Work to do =>
Count lines holding the word "ECOEMS". Only the number is wanted.

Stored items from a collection
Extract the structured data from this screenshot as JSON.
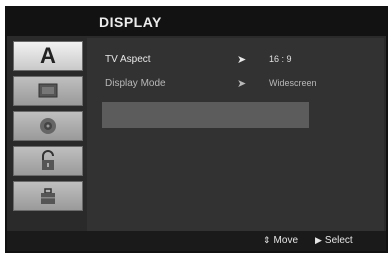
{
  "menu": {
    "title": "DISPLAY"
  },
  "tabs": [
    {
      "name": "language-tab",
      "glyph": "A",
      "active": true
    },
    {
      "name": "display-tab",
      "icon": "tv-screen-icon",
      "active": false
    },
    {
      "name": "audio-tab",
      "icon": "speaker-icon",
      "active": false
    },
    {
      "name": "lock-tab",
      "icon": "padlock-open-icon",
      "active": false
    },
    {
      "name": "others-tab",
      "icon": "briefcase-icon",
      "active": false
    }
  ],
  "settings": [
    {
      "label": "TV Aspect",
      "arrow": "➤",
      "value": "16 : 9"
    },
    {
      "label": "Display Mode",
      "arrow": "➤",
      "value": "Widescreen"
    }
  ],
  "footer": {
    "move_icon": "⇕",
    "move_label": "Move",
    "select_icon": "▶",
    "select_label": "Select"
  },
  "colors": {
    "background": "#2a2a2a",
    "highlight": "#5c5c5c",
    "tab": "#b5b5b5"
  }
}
* * *
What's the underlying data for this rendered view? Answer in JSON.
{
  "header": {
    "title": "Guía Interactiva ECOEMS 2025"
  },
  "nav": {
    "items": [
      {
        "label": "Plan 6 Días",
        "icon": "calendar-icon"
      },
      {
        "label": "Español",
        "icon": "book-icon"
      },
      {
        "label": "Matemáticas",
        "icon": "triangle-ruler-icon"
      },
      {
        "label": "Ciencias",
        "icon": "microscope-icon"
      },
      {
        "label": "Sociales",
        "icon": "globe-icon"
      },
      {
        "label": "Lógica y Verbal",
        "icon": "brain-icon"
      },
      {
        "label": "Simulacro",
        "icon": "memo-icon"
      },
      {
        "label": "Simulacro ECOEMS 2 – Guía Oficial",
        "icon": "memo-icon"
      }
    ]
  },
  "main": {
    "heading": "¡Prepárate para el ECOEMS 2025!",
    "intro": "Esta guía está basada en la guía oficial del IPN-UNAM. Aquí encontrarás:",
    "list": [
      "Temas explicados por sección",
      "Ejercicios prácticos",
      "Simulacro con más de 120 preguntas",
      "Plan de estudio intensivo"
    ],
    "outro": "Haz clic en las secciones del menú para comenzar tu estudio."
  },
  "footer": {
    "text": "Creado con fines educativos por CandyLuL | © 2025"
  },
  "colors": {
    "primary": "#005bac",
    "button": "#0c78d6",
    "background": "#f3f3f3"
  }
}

The output =>
3